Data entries
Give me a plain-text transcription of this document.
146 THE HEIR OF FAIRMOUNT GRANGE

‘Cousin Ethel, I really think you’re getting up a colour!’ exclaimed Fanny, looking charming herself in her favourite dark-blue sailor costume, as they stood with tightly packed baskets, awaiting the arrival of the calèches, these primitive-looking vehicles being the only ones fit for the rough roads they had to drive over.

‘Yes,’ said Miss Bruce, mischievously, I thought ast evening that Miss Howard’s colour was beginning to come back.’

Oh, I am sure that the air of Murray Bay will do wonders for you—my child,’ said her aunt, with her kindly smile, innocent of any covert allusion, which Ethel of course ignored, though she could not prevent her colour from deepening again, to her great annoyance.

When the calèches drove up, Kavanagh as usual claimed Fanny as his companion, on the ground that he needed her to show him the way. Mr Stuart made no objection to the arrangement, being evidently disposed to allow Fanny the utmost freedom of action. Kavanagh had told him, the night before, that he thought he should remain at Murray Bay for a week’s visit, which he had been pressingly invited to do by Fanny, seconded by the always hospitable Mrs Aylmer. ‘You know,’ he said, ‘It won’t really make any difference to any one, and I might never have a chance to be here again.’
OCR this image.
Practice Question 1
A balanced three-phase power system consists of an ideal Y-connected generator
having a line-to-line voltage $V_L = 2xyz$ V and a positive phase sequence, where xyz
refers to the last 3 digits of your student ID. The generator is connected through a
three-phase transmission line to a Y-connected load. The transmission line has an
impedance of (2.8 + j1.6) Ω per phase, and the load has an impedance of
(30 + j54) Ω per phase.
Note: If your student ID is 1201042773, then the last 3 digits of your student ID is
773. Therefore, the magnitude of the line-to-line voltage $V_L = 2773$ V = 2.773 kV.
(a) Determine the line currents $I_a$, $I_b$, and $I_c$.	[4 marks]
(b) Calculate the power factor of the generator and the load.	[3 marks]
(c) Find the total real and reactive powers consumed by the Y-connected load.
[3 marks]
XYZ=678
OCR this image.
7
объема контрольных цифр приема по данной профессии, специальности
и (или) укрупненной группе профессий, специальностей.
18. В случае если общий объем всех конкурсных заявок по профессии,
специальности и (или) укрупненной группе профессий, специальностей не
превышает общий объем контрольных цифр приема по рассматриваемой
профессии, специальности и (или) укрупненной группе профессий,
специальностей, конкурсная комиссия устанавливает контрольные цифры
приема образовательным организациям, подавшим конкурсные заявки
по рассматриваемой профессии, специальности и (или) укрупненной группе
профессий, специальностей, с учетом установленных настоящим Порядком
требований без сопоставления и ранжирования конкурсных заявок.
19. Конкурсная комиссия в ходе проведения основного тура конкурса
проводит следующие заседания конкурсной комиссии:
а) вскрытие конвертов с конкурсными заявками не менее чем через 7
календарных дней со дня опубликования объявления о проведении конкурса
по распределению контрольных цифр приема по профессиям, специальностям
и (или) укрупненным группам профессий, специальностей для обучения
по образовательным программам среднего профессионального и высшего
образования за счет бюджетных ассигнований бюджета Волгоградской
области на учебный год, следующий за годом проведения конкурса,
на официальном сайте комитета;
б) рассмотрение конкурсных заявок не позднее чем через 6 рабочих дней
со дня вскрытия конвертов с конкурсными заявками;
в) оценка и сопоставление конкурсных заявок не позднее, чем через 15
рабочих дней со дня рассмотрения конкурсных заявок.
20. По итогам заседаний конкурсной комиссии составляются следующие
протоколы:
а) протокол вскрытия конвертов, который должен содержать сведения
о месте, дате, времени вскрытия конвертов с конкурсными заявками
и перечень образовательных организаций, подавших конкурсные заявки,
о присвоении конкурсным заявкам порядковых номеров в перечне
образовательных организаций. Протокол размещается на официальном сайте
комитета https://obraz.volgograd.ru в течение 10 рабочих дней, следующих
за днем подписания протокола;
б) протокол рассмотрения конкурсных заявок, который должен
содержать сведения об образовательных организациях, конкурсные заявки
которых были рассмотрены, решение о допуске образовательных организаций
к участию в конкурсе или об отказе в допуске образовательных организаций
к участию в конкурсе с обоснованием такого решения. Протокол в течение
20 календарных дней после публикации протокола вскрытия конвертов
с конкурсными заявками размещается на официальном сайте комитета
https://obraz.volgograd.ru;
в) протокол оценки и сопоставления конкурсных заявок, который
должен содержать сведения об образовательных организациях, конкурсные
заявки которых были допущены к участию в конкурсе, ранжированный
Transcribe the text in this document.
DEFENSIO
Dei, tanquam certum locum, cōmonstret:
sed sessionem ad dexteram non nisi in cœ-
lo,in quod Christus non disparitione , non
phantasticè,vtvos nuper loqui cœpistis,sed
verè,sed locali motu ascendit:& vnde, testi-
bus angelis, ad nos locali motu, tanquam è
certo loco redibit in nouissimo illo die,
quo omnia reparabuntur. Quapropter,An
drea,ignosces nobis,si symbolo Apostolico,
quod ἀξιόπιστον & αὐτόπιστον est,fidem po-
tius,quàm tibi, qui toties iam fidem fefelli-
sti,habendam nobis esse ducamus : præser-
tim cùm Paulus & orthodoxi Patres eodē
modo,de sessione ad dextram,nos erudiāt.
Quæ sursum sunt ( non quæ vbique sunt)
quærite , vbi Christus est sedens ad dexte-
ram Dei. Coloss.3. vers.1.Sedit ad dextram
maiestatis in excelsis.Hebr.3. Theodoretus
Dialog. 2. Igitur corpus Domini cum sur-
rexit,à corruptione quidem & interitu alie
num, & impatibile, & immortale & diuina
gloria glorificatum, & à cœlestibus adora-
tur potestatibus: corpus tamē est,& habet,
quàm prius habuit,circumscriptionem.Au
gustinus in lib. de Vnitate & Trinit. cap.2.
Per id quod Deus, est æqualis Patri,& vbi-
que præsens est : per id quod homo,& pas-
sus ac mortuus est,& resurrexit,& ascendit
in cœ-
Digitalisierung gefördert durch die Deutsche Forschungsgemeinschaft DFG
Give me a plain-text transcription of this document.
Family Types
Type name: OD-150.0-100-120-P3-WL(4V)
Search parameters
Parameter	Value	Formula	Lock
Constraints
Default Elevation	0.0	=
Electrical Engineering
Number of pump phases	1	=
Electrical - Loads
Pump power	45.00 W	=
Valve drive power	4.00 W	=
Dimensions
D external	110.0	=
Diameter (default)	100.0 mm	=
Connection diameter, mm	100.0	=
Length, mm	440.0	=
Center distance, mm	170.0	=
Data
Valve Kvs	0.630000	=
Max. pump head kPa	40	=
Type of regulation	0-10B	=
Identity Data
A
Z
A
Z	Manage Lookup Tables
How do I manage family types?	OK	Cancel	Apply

» **EXERCISE BRIEF**
Go through the data above and find the lines with the word "конкурсных". Copy each of those lines.

» **EXERCISE SOLUTION**
18. В случае если общий объем всех конкурсных заявок по профессии,
требований без сопоставления и ранжирования конкурсных заявок.
б) рассмотрение конкурсных заявок не позднее чем через 6 рабочих дней
в) оценка и сопоставление конкурсных заявок не позднее, чем через 15
рабочих дней со дня рассмотрения конкурсных заявок.
б) протокол рассмотрения конкурсных заявок, который должен
в) протокол оценки и сопоставления конкурсных заявок, который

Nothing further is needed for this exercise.